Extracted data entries
☆ ☆ ☆ ☆ ☆ ☆ ☆

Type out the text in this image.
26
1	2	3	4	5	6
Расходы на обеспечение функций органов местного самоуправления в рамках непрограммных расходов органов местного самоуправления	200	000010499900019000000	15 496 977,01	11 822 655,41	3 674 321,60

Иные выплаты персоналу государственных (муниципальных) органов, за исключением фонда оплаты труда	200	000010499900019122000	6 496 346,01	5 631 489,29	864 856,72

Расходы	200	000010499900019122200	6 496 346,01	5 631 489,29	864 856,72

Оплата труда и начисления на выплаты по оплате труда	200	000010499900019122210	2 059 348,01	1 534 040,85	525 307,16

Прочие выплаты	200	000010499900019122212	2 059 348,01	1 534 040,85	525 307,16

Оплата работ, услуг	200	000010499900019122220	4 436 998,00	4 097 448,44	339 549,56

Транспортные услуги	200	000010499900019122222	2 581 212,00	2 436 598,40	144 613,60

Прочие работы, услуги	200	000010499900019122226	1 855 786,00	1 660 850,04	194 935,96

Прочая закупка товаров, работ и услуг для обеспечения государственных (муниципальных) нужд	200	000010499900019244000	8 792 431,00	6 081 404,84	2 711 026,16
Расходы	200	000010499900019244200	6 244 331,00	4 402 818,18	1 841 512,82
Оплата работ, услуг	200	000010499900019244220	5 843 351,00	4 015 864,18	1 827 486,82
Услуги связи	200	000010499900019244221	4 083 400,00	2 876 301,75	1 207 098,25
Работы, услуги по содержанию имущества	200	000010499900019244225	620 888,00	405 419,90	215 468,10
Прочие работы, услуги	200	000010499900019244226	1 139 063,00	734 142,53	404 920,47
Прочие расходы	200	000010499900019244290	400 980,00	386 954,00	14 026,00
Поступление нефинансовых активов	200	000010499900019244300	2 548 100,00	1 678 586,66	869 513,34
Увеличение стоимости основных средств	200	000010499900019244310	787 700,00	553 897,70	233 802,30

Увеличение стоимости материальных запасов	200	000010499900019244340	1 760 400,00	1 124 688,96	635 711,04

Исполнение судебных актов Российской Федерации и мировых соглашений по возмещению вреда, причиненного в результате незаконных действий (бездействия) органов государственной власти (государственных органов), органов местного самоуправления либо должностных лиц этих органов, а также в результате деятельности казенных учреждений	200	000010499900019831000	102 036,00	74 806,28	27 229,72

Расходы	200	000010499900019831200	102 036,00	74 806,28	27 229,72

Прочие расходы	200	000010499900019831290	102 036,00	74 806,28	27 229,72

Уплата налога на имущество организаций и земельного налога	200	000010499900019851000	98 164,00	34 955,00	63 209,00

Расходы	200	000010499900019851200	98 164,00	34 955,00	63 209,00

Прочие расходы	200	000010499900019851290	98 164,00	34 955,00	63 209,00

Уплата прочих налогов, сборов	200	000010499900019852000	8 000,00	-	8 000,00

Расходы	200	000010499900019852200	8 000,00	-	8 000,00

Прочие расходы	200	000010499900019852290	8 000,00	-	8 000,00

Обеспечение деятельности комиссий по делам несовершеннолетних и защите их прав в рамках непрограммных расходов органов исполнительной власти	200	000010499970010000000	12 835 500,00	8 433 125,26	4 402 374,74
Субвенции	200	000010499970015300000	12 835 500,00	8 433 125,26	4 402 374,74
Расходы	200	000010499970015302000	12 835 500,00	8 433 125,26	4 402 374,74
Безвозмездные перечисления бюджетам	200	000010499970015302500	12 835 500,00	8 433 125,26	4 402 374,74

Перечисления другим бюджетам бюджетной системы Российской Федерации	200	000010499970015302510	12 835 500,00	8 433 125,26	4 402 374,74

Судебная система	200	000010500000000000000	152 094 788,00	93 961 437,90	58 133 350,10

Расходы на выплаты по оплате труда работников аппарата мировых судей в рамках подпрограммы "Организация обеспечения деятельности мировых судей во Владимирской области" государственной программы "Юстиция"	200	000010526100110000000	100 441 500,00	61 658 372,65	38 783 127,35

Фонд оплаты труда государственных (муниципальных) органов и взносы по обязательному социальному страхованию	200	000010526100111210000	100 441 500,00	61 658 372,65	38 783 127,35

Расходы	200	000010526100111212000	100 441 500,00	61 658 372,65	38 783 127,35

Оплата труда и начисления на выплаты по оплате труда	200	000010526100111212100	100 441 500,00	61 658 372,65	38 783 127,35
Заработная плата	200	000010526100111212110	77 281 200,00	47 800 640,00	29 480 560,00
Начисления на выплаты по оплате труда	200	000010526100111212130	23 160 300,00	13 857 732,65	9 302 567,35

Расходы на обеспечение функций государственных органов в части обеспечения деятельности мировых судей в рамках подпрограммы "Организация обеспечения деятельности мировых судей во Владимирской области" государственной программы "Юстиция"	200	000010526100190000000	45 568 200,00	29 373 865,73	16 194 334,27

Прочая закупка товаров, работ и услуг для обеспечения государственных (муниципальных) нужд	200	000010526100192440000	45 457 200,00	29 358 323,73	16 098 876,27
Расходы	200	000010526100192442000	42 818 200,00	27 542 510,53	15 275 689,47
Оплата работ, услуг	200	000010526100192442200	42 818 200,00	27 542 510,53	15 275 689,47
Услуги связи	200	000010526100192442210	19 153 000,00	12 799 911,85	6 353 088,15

☆ ☆ ☆ ☆ ☆ ☆ ☆

◆ WHAT NEEDS TO BE DONE
In the data above, count the lines where the word "товаров" appears; reply with the number only.

◆ ANSWER TO THIS PROBLEM
2